● REQUIREMENTS:
Filter this material down to the lines that hold "mention", copying each one.
● ● ● ●
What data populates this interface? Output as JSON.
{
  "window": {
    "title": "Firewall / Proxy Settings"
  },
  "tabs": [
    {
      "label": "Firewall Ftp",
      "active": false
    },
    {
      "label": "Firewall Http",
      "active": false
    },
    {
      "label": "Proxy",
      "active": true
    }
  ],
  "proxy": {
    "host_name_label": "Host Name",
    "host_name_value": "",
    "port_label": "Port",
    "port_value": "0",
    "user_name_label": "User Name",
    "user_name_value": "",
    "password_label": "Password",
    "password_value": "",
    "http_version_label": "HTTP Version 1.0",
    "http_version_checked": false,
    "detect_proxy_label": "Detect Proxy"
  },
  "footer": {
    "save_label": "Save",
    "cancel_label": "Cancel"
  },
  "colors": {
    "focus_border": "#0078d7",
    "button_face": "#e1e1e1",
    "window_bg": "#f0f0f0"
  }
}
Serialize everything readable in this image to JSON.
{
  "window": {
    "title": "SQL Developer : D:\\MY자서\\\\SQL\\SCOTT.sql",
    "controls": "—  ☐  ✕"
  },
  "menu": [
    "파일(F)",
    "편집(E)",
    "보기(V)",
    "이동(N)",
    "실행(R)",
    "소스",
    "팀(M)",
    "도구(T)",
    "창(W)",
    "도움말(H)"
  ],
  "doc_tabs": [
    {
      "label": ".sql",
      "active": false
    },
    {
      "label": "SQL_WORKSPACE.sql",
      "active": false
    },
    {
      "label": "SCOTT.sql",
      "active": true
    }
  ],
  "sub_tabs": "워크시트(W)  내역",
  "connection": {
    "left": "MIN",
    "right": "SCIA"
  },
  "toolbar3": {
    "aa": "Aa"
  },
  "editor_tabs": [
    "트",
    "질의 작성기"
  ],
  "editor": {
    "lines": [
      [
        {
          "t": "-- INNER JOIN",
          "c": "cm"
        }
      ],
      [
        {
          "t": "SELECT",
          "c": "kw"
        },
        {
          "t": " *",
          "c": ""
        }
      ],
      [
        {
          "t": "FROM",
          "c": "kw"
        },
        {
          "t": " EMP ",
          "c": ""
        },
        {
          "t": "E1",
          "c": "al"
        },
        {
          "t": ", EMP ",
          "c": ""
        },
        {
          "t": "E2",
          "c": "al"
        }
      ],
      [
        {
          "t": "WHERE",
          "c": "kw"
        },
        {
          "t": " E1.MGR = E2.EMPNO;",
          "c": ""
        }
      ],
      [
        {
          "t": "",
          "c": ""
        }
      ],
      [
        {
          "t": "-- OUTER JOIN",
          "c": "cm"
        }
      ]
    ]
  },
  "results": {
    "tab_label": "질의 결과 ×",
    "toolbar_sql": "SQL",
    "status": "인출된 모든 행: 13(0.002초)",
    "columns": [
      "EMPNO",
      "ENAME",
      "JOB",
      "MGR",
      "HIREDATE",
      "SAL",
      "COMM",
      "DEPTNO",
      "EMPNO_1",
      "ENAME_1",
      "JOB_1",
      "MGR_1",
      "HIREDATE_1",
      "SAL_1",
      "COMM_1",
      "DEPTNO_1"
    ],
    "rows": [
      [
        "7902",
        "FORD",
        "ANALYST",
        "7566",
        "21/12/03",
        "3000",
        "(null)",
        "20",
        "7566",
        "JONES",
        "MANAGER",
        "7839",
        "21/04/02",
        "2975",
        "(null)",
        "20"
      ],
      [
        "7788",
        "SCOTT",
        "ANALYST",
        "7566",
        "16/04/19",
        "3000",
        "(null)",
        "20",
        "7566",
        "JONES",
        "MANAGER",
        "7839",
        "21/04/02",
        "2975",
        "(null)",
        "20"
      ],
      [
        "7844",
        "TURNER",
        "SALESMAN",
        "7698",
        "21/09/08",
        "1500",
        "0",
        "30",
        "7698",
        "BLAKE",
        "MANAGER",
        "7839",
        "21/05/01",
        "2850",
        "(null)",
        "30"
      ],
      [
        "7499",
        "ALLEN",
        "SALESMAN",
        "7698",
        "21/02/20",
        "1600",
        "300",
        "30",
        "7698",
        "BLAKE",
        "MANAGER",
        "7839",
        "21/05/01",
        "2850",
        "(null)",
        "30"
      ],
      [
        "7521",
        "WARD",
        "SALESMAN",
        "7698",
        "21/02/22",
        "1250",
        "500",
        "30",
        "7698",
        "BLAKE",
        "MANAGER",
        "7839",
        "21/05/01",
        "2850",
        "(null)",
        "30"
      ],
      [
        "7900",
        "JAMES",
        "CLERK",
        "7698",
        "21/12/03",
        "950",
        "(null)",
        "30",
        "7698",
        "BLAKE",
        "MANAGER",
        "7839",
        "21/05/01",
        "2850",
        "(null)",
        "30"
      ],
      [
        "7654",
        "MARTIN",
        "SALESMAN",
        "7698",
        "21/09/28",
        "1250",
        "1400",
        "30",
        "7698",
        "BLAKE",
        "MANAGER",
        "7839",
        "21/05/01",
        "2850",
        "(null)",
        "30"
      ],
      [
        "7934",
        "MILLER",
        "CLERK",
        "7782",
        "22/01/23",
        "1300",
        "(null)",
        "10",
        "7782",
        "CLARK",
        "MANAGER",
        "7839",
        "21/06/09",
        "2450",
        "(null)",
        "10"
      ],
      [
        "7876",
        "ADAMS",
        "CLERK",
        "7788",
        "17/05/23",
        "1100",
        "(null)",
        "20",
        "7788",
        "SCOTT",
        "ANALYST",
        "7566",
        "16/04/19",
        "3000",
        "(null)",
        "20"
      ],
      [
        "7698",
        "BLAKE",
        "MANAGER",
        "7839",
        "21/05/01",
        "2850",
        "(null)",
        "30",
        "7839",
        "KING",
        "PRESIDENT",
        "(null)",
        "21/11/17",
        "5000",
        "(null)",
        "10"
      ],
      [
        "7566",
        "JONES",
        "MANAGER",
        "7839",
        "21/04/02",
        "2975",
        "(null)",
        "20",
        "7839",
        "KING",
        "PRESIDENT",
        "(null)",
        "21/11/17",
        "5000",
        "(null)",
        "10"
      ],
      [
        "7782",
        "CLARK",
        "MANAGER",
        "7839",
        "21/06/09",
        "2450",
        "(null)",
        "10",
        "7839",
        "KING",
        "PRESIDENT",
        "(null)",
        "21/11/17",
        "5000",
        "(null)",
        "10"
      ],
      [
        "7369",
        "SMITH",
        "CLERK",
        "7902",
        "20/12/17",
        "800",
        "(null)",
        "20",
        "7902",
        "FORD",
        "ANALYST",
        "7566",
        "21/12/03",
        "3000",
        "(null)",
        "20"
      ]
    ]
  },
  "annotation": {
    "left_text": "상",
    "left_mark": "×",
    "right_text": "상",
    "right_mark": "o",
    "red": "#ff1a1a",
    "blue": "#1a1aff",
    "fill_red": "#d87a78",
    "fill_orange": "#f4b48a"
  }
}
● ● ● ●
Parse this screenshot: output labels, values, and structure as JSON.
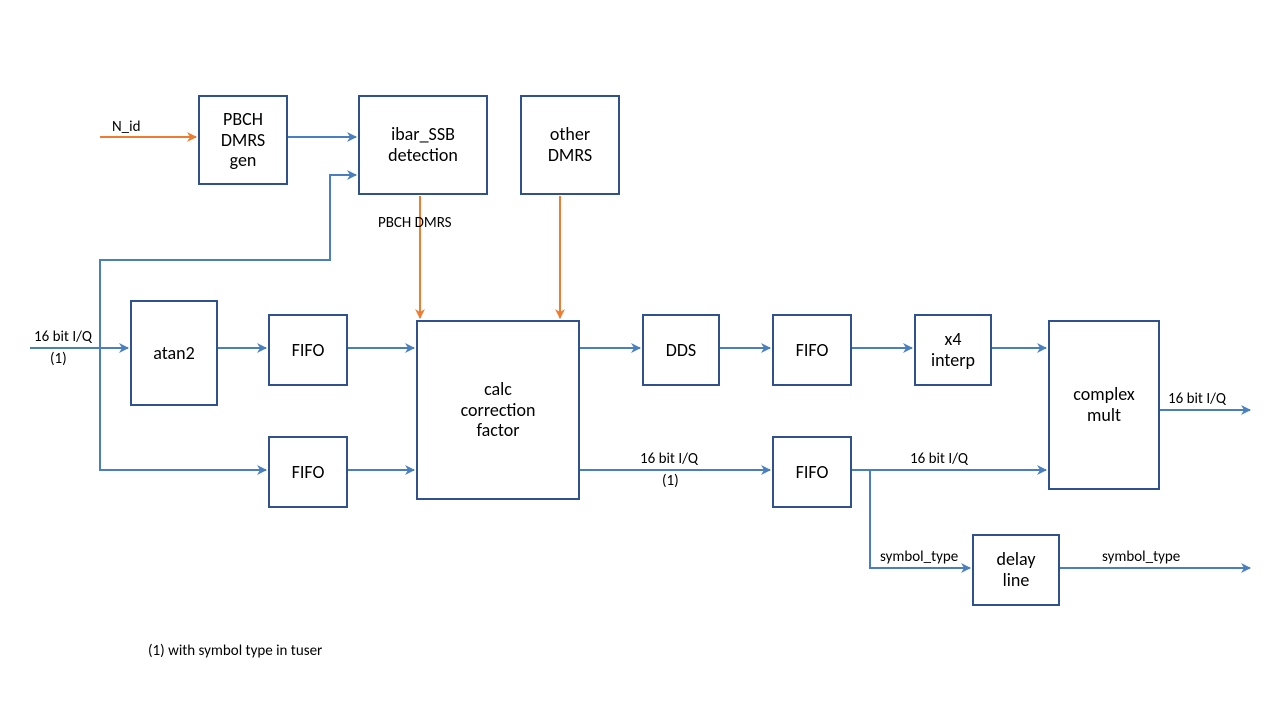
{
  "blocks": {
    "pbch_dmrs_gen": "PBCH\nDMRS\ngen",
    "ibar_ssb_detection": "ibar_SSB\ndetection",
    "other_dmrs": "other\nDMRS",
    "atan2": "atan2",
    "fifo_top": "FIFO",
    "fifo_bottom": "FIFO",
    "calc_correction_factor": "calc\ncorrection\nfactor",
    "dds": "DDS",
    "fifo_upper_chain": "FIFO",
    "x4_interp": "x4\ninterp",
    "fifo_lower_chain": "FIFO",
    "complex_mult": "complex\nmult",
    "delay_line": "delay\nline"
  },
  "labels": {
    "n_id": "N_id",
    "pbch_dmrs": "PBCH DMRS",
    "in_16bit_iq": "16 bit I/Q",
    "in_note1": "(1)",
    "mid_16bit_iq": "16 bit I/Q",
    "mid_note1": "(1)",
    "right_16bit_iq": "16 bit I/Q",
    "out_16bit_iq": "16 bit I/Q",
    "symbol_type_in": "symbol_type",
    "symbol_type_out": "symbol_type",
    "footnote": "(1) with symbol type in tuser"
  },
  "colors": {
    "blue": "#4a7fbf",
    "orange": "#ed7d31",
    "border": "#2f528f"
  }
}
● ● ● ●
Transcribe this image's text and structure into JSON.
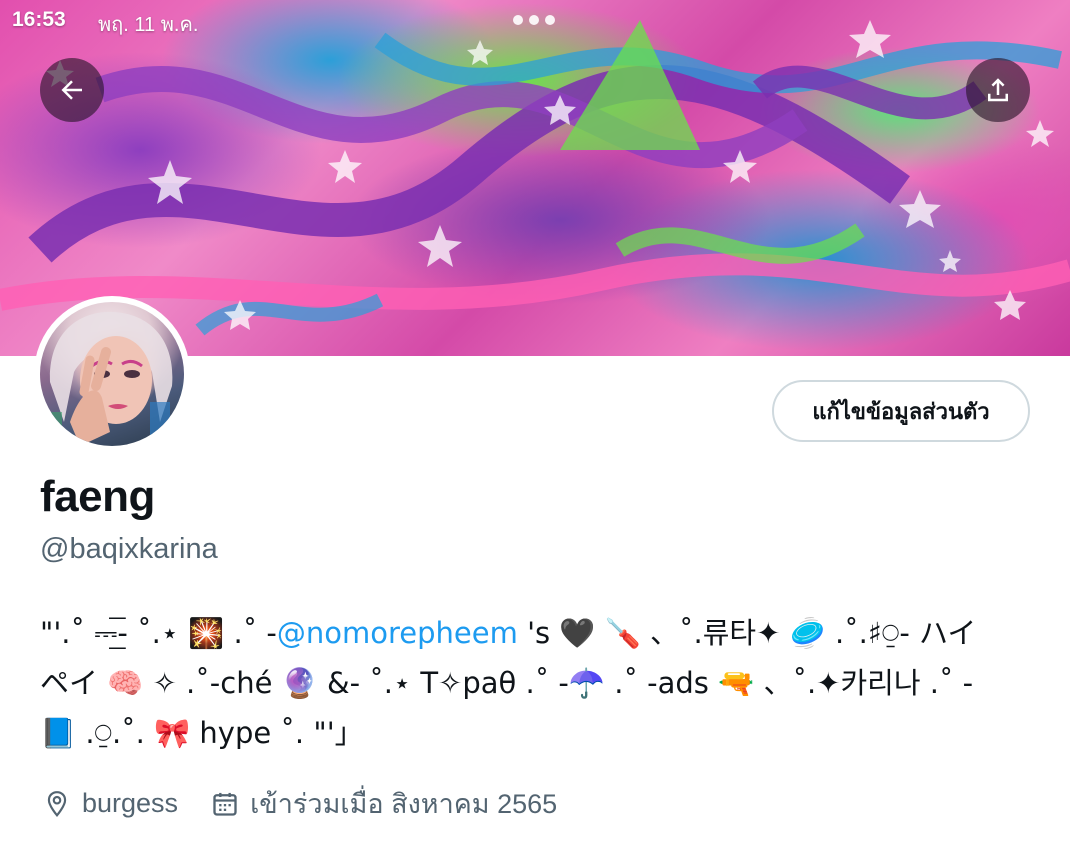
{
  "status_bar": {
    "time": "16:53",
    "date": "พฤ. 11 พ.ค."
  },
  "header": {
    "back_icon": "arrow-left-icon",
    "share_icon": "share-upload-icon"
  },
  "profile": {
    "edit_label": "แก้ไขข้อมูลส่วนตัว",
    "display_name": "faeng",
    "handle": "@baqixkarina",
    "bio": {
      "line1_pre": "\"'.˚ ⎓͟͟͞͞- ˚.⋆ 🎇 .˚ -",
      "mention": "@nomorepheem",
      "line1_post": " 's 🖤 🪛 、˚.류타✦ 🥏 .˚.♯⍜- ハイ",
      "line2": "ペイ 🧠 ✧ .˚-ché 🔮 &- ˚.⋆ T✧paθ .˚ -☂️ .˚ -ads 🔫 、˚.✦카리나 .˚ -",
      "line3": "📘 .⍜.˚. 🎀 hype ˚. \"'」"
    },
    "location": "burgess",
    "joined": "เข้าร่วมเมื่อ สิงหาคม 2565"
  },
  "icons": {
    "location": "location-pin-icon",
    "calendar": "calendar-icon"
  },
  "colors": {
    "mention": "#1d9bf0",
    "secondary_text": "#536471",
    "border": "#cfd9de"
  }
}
● ● ● ●
● EXPECTED ANSWER:
      "mention": "@nomorepheem",
    "mention": "#1d9bf0",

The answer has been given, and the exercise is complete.